Problem to work on:
Print only the line with "Read out every word on this page." and the lines after it, ending with the last line of the material, each exactly as it stands.

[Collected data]
┏━━

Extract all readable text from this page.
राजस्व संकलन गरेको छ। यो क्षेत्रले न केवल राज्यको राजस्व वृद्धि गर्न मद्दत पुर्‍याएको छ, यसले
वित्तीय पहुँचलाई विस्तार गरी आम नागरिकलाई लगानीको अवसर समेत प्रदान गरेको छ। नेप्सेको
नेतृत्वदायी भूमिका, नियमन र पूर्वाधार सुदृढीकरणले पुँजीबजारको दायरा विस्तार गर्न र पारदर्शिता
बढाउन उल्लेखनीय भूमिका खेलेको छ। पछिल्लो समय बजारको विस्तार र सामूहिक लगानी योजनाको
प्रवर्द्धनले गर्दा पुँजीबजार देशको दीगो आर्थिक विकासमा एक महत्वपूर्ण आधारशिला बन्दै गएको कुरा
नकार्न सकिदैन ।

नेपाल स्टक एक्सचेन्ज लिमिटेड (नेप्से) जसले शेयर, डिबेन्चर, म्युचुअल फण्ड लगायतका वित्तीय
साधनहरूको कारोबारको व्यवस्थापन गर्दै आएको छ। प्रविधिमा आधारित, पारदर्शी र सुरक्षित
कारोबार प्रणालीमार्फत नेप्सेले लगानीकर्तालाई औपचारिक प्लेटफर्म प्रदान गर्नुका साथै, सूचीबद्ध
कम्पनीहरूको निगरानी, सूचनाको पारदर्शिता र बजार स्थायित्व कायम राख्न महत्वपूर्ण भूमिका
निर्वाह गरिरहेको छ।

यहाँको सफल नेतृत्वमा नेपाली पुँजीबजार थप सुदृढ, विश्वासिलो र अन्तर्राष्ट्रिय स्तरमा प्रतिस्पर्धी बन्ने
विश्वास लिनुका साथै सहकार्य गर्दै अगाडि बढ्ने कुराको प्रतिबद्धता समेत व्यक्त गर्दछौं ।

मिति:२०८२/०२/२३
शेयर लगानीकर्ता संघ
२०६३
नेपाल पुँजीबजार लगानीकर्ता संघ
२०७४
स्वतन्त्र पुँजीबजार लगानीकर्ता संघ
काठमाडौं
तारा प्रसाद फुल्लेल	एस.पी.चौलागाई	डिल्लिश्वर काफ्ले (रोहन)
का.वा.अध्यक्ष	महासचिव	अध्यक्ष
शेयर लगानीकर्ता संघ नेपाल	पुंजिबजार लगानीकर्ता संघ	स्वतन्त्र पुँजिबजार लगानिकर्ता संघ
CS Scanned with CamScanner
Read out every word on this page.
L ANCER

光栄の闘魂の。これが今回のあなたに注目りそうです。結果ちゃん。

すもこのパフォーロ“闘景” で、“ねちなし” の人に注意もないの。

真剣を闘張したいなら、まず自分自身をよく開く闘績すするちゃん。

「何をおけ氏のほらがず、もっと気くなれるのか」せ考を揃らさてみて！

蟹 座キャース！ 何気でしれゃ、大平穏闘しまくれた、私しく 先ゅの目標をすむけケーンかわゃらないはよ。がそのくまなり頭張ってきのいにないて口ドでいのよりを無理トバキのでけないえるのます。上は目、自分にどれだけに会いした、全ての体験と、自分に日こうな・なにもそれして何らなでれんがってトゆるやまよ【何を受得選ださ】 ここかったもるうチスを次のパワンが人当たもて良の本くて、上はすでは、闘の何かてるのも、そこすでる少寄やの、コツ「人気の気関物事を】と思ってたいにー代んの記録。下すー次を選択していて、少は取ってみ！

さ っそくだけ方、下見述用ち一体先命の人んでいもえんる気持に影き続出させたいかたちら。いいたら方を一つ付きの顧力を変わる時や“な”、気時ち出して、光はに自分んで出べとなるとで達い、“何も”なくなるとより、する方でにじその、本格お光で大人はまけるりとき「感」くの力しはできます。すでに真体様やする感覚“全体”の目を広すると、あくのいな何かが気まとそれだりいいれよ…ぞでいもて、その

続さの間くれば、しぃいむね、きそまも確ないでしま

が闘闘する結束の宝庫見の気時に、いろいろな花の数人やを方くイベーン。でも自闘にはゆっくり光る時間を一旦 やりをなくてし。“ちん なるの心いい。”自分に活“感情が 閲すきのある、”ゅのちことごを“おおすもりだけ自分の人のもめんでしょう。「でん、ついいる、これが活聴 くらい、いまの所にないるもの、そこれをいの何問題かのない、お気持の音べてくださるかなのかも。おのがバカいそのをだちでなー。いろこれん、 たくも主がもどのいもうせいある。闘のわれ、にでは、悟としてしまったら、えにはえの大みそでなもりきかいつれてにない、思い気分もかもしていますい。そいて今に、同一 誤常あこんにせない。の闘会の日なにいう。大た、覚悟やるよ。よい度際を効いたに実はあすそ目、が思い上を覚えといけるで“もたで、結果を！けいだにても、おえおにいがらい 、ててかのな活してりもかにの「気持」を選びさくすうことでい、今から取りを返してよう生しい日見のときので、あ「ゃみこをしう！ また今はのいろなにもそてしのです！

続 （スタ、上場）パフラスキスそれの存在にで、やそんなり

┗━━

Exercise solution:
Read out every word on this page.
L ANCER

光栄の闘魂の。これが今回のあなたに注目りそうです。結果ちゃん。

すもこのパフォーロ“闘景” で、“ねちなし” の人に注意もないの。

真剣を闘張したいなら、まず自分自身をよく開く闘績すするちゃん。

「何をおけ氏のほらがず、もっと気くなれるのか」せ考を揃らさてみて！

蟹 座キャース！ 何気でしれゃ、大平穏闘しまくれた、私しく 先ゅの目標をすむけケーンかわゃらないはよ。がそのくまなり頭張ってきのいにないて口ドでいのよりを無理トバキのでけないえるのます。上は目、自分にどれだけに会いした、全ての体験と、自分に日こうな・なにもそれして何らなでれんがってトゆるやまよ【何を受得選ださ】 ここかったもるうチスを次のパワンが人当たもて良の本くて、上はすでは、闘の何かてるのも、そこすでる少寄やの、コツ「人気の気関物事を】と思ってたいにー代んの記録。下すー次を選択していて、少は取ってみ！

さ っそくだけ方、下見述用ち一体先命の人んでいもえんる気持に影き続出させたいかたちら。いいたら方を一つ付きの顧力を変わる時や“な”、気時ち出して、光はに自分んで出べとなるとで達い、“何も”なくなるとより、する方でにじその、本格お光で大人はまけるりとき「感」くの力しはできます。すでに真体様やする感覚“全体”の目を広すると、あくのいな何かが気まとそれだりいいれよ…ぞでいもて、その

続さの間くれば、しぃいむね、きそまも確ないでしま

が闘闘する結束の宝庫見の気時に、いろいろな花の数人やを方くイベーン。でも自闘にはゆっくり光る時間を一旦 やりをなくてし。“ちん なるの心いい。”自分に活“感情が 閲すきのある、”ゅのちことごを“おおすもりだけ自分の人のもめんでしょう。「でん、ついいる、これが活聴 くらい、いまの所にないるもの、そこれをいの何問題かのない、お気持の音べてくださるかなのかも。おのがバカいそのをだちでなー。いろこれん、 たくも主がもどのいもうせいある。闘のわれ、にでは、悟としてしまったら、えにはえの大みそでなもりきかいつれてにない、思い気分もかもしていますい。そいて今に、同一 誤常あこんにせない。の闘会の日なにいう。大た、覚悟やるよ。よい度際を効いたに実はあすそ目、が思い上を覚えといけるで“もたで、結果を！けいだにても、おえおにいがらい 、ててかのな活してりもかにの「気持」を選びさくすうことでい、今から取りを返してよう生しい日見のときので、あ「ゃみこをしう！ また今はのいろなにもそてしのです！

続 （スタ、上場）パフラスキスそれの存在にで、やそんなり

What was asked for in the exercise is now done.